*Written exercise:*
Output the material below in full, exactly as it is.

**** Material provided ****

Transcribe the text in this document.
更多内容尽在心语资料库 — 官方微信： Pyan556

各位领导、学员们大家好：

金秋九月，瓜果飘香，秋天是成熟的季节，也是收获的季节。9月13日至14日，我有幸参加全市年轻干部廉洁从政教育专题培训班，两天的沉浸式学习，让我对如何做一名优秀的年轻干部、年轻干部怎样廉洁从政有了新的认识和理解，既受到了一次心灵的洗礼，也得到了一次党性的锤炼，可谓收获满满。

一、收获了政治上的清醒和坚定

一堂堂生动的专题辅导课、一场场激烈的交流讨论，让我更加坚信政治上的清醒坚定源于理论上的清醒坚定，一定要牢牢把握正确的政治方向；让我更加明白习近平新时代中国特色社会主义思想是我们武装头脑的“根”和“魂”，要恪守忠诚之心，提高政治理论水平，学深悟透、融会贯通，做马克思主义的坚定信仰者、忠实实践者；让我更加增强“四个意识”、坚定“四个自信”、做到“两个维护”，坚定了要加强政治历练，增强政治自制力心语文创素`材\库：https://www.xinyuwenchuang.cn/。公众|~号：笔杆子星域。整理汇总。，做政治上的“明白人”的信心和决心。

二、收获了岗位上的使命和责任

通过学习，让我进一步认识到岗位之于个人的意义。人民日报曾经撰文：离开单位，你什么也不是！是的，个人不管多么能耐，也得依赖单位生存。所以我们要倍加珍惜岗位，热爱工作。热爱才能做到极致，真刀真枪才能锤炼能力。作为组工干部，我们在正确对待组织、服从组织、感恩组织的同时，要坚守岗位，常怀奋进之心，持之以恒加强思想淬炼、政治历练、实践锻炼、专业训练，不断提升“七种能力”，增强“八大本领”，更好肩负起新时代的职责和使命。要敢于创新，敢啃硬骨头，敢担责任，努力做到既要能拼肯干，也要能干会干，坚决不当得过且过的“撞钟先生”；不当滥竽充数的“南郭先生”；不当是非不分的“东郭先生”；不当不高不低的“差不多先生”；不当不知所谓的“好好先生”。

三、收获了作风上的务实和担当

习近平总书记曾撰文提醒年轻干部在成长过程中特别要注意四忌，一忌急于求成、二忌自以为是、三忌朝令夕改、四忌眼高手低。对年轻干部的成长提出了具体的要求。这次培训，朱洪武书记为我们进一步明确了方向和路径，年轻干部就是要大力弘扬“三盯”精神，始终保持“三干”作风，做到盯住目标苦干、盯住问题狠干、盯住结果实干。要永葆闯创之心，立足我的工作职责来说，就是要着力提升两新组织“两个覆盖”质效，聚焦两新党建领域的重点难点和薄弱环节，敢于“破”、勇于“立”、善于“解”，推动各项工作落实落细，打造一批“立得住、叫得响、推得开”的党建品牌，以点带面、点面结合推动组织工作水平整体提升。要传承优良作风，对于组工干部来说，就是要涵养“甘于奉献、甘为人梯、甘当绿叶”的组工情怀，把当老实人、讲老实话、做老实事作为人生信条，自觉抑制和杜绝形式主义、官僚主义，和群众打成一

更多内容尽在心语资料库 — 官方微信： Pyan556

****

*Correct answer:*
Transcribe the text in this document.
更多内容尽在心语资料库 — 官方微信： Pyan556

各位领导、学员们大家好：

金秋九月，瓜果飘香，秋天是成熟的季节，也是收获的季节。9月13日至14日，我有幸参加全市年轻干部廉洁从政教育专题培训班，两天的沉浸式学习，让我对如何做一名优秀的年轻干部、年轻干部怎样廉洁从政有了新的认识和理解，既受到了一次心灵的洗礼，也得到了一次党性的锤炼，可谓收获满满。

一、收获了政治上的清醒和坚定

一堂堂生动的专题辅导课、一场场激烈的交流讨论，让我更加坚信政治上的清醒坚定源于理论上的清醒坚定，一定要牢牢把握正确的政治方向；让我更加明白习近平新时代中国特色社会主义思想是我们武装头脑的“根”和“魂”，要恪守忠诚之心，提高政治理论水平，学深悟透、融会贯通，做马克思主义的坚定信仰者、忠实实践者；让我更加增强“四个意识”、坚定“四个自信”、做到“两个维护”，坚定了要加强政治历练，增强政治自制力心语文创素`材\库：https://www.xinyuwenchuang.cn/。公众|~号：笔杆子星域。整理汇总。，做政治上的“明白人”的信心和决心。

二、收获了岗位上的使命和责任

通过学习，让我进一步认识到岗位之于个人的意义。人民日报曾经撰文：离开单位，你什么也不是！是的，个人不管多么能耐，也得依赖单位生存。所以我们要倍加珍惜岗位，热爱工作。热爱才能做到极致，真刀真枪才能锤炼能力。作为组工干部，我们在正确对待组织、服从组织、感恩组织的同时，要坚守岗位，常怀奋进之心，持之以恒加强思想淬炼、政治历练、实践锻炼、专业训练，不断提升“七种能力”，增强“八大本领”，更好肩负起新时代的职责和使命。要敢于创新，敢啃硬骨头，敢担责任，努力做到既要能拼肯干，也要能干会干，坚决不当得过且过的“撞钟先生”；不当滥竽充数的“南郭先生”；不当是非不分的“东郭先生”；不当不高不低的“差不多先生”；不当不知所谓的“好好先生”。

三、收获了作风上的务实和担当

习近平总书记曾撰文提醒年轻干部在成长过程中特别要注意四忌，一忌急于求成、二忌自以为是、三忌朝令夕改、四忌眼高手低。对年轻干部的成长提出了具体的要求。这次培训，朱洪武书记为我们进一步明确了方向和路径，年轻干部就是要大力弘扬“三盯”精神，始终保持“三干”作风，做到盯住目标苦干、盯住问题狠干、盯住结果实干。要永葆闯创之心，立足我的工作职责来说，就是要着力提升两新组织“两个覆盖”质效，聚焦两新党建领域的重点难点和薄弱环节，敢于“破”、勇于“立”、善于“解”，推动各项工作落实落细，打造一批“立得住、叫得响、推得开”的党建品牌，以点带面、点面结合推动组织工作水平整体提升。要传承优良作风，对于组工干部来说，就是要涵养“甘于奉献、甘为人梯、甘当绿叶”的组工情怀，把当老实人、讲老实话、做老实事作为人生信条，自觉抑制和杜绝形式主义、官僚主义，和群众打成一

更多内容尽在心语资料库 — 官方微信： Pyan556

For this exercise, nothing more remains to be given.